● Stored records

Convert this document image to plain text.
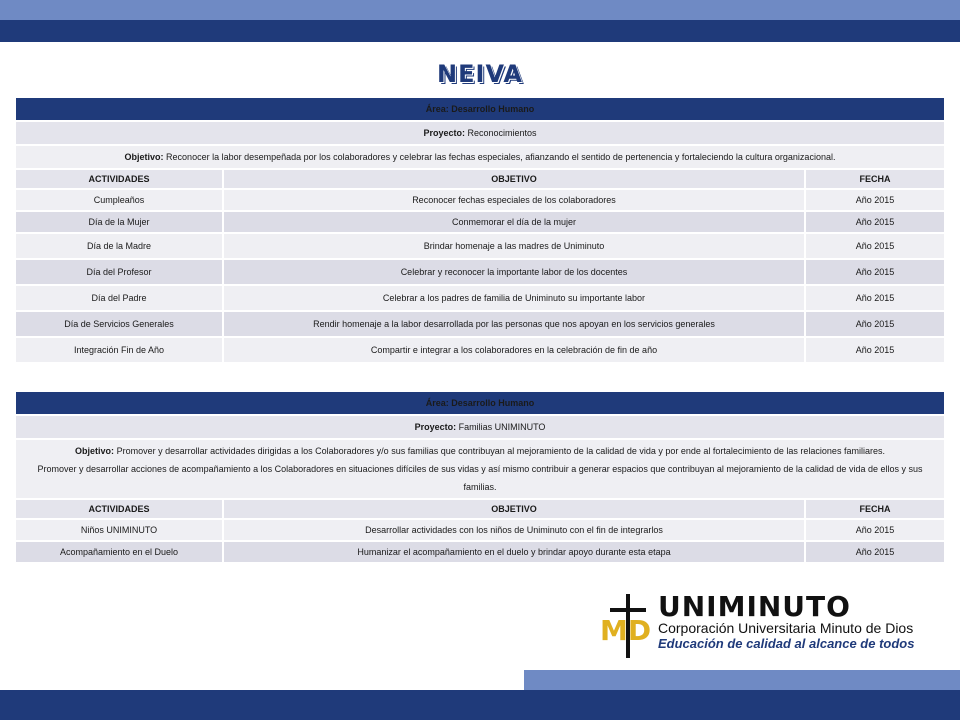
NEIVA
Área: Desarrollo Humano		
Proyecto: Reconocimientos		
Objetivo: Reconocer la labor desempeñada por los colaboradores y celebrar las fechas especiales, afianzando el sentido de pertenencia y fortaleciendo la cultura organizacional.		
ACTIVIDADES	OBJETIVO	FECHA
Cumpleaños	Reconocer fechas especiales de los colaboradores	Año 2015
Día de la Mujer	Conmemorar el día de la mujer	Año 2015
Día de la Madre	Brindar homenaje a las madres de Uniminuto	Año 2015
Día del Profesor	Celebrar y reconocer la importante labor de los docentes	Año 2015
Día del Padre	Celebrar a los padres de familia de Uniminuto su importante labor	Año 2015
Día de Servicios Generales	Rendir homenaje a la labor desarrollada por las personas que nos apoyan en los servicios generales	Año 2015
Integración Fin de Año	Compartir e integrar a los colaboradores en la celebración de fin de año	Año 2015
Área: Desarrollo Humano		
Proyecto: Familias UNIMINUTO		
Objetivo: Promover y desarrollar actividades dirigidas a los Colaboradores y/o sus familias que contribuyan al mejoramiento de la calidad de vida y por ende al fortalecimiento de las relaciones familiares.
Promover y desarrollar acciones de acompañamiento a los Colaboradores en situaciones difíciles de sus vidas y así mismo contribuir a generar espacios que contribuyan al mejoramiento de la calidad de vida de ellos y sus familias.		
ACTIVIDADES	OBJETIVO	FECHA
Niños UNIMINUTO	Desarrollar actividades con los niños de Uniminuto con el fin de integrarlos	Año 2015
Acompañamiento en el Duelo	Humanizar el acompañamiento en el duelo y brindar apoyo durante esta etapa	Año 2015
MD
UNIMINUTO
Corporación Universitaria Minuto de Dios
Educación de calidad al alcance de todos
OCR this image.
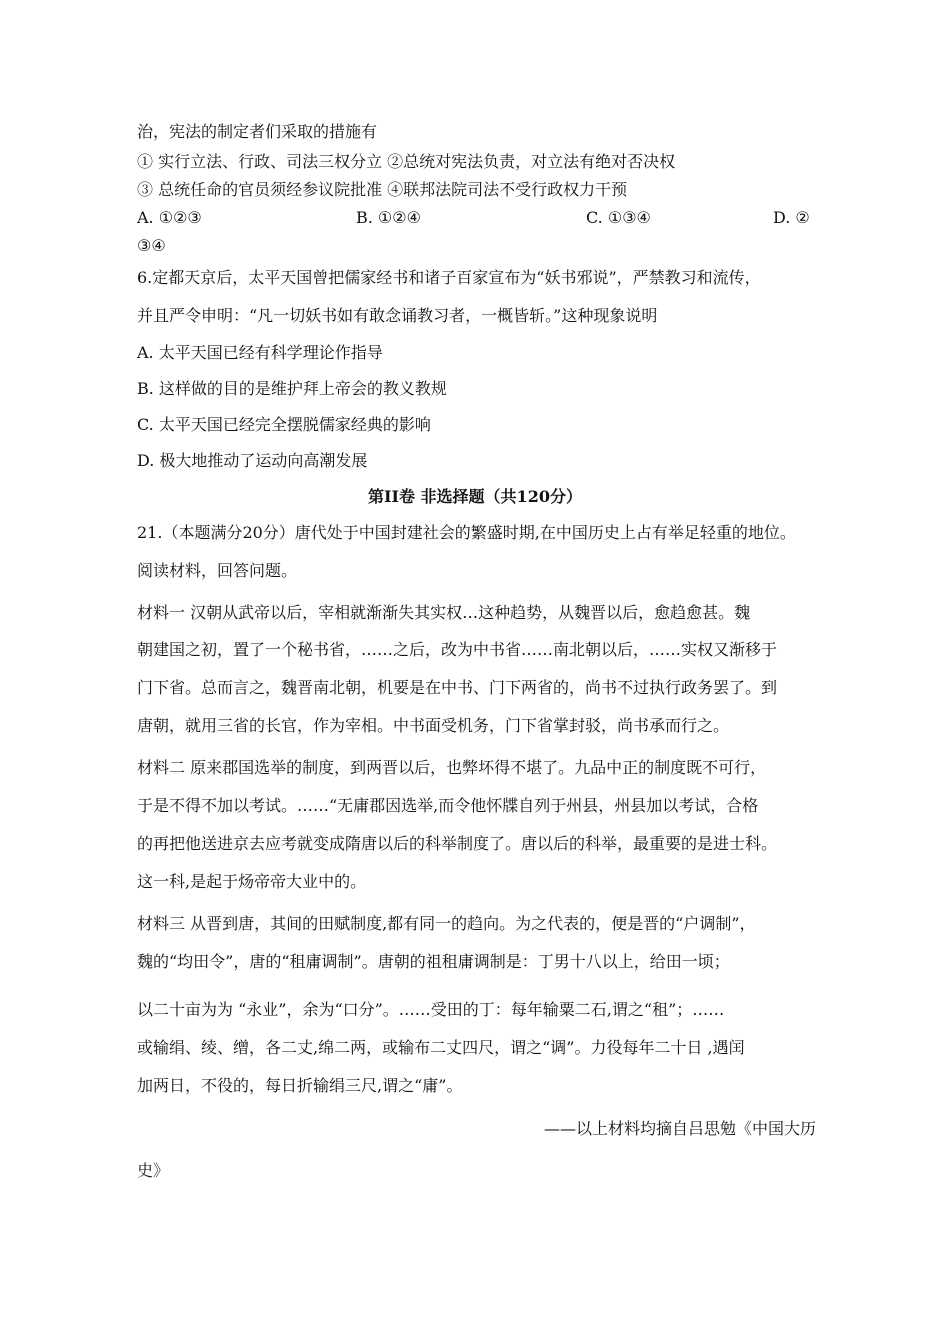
治，宪法的制定者们采取的措施有

① 实行立法、行政、司法三权分立 ②总统对宪法负责，对立法有绝对否决权

③ 总统任命的官员须经参议院批准 ④联邦法院司法不受行政权力干预

A. ①②③	B. ①②④	C. ①③④	D. ②

③④

6.定都天京后，太平天国曾把儒家经书和诸子百家宣布为“妖书邪说”，严禁教习和流传，

并且严令申明：“凡一切妖书如有敢念诵教习者，一概皆斩。”这种现象说明

A. 太平天国已经有科学理论作指导

B. 这样做的目的是维护拜上帝会的教义教规

C. 太平天国已经完全摆脱儒家经典的影响

D. 极大地推动了运动向高潮发展

第II卷 非选择题（共120分）

21.（本题满分20分）唐代处于中国封建社会的繁盛时期,在中国历史上占有举足轻重的地位。

阅读材料，回答问题。

材料一 汉朝从武帝以后，宰相就渐渐失其实权…这种趋势，从魏晋以后，愈趋愈甚。魏

朝建国之初，置了一个秘书省，……之后，改为中书省……南北朝以后，……实权又渐移于

门下省。总而言之，魏晋南北朝，机要是在中书、门下两省的，尚书不过执行政务罢了。到

唐朝，就用三省的长官，作为宰相。中书面受机务，门下省掌封驳，尚书承而行之。

材料二 原来郡国选举的制度，到两晋以后，也弊坏得不堪了。九品中正的制度既不可行，

于是不得不加以考试。……“无庸郡因选举,而令他怀牒自列于州县，州县加以考试，合格

的再把他送进京去应考就变成隋唐以后的科举制度了。唐以后的科举，最重要的是进士科。

这一科,是起于炀帝帝大业中的。

材料三 从晋到唐，其间的田赋制度,都有同一的趋向。为之代表的，便是晋的“户调制”，

魏的“均田令”，唐的“租庸调制”。唐朝的祖租庸调制是：丁男十八以上，给田一顷；

以二十亩为为 “永业”，余为“口分”。……受田的丁：每年输粟二石,谓之“租”；……

或输绢、绫、缯，各二丈,绵二两，或输布二丈四尺，谓之“调”。力役每年二十日 ,遇闰

加两日，不役的，每日折输绢三尺,谓之“庸”。

——以上材料均摘自吕思勉《中国大历

史》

● Set problem
All of the material above should be reproduced exactly, except the pictures.

● Final answer
Convert this document image to plain text.
NEIVA
Área: Desarrollo Humano		
Proyecto: Reconocimientos		
Objetivo: Reconocer la labor desempeñada por los colaboradores y celebrar las fechas especiales, afianzando el sentido de pertenencia y fortaleciendo la cultura organizacional.		
ACTIVIDADES	OBJETIVO	FECHA
Cumpleaños	Reconocer fechas especiales de los colaboradores	Año 2015
Día de la Mujer	Conmemorar el día de la mujer	Año 2015
Día de la Madre	Brindar homenaje a las madres de Uniminuto	Año 2015
Día del Profesor	Celebrar y reconocer la importante labor de los docentes	Año 2015
Día del Padre	Celebrar a los padres de familia de Uniminuto su importante labor	Año 2015
Día de Servicios Generales	Rendir homenaje a la labor desarrollada por las personas que nos apoyan en los servicios generales	Año 2015
Integración Fin de Año	Compartir e integrar a los colaboradores en la celebración de fin de año	Año 2015
Área: Desarrollo Humano		
Proyecto: Familias UNIMINUTO		
Objetivo: Promover y desarrollar actividades dirigidas a los Colaboradores y/o sus familias que contribuyan al mejoramiento de la calidad de vida y por ende al fortalecimiento de las relaciones familiares.
Promover y desarrollar acciones de acompañamiento a los Colaboradores en situaciones difíciles de sus vidas y así mismo contribuir a generar espacios que contribuyan al mejoramiento de la calidad de vida de ellos y sus familias.		
ACTIVIDADES	OBJETIVO	FECHA
Niños UNIMINUTO	Desarrollar actividades con los niños de Uniminuto con el fin de integrarlos	Año 2015
Acompañamiento en el Duelo	Humanizar el acompañamiento en el duelo y brindar apoyo durante esta etapa	Año 2015
MD
UNIMINUTO
Corporación Universitaria Minuto de Dios
Educación de calidad al alcance de todos
OCR this image.
治，宪法的制定者们采取的措施有

① 实行立法、行政、司法三权分立 ②总统对宪法负责，对立法有绝对否决权

③ 总统任命的官员须经参议院批准 ④联邦法院司法不受行政权力干预

A. ①②③	B. ①②④	C. ①③④	D. ②

③④

6.定都天京后，太平天国曾把儒家经书和诸子百家宣布为“妖书邪说”，严禁教习和流传，

并且严令申明：“凡一切妖书如有敢念诵教习者，一概皆斩。”这种现象说明

A. 太平天国已经有科学理论作指导

B. 这样做的目的是维护拜上帝会的教义教规

C. 太平天国已经完全摆脱儒家经典的影响

D. 极大地推动了运动向高潮发展

第II卷 非选择题（共120分）

21.（本题满分20分）唐代处于中国封建社会的繁盛时期,在中国历史上占有举足轻重的地位。

阅读材料，回答问题。

材料一 汉朝从武帝以后，宰相就渐渐失其实权…这种趋势，从魏晋以后，愈趋愈甚。魏

朝建国之初，置了一个秘书省，……之后，改为中书省……南北朝以后，……实权又渐移于

门下省。总而言之，魏晋南北朝，机要是在中书、门下两省的，尚书不过执行政务罢了。到

唐朝，就用三省的长官，作为宰相。中书面受机务，门下省掌封驳，尚书承而行之。

材料二 原来郡国选举的制度，到两晋以后，也弊坏得不堪了。九品中正的制度既不可行，

于是不得不加以考试。……“无庸郡因选举,而令他怀牒自列于州县，州县加以考试，合格

的再把他送进京去应考就变成隋唐以后的科举制度了。唐以后的科举，最重要的是进士科。

这一科,是起于炀帝帝大业中的。

材料三 从晋到唐，其间的田赋制度,都有同一的趋向。为之代表的，便是晋的“户调制”，

魏的“均田令”，唐的“租庸调制”。唐朝的祖租庸调制是：丁男十八以上，给田一顷；

以二十亩为为 “永业”，余为“口分”。……受田的丁：每年输粟二石,谓之“租”；……

或输绢、绫、缯，各二丈,绵二两，或输布二丈四尺，谓之“调”。力役每年二十日 ,遇闰

加两日，不役的，每日折输绢三尺,谓之“庸”。

——以上材料均摘自吕思勉《中国大历

史》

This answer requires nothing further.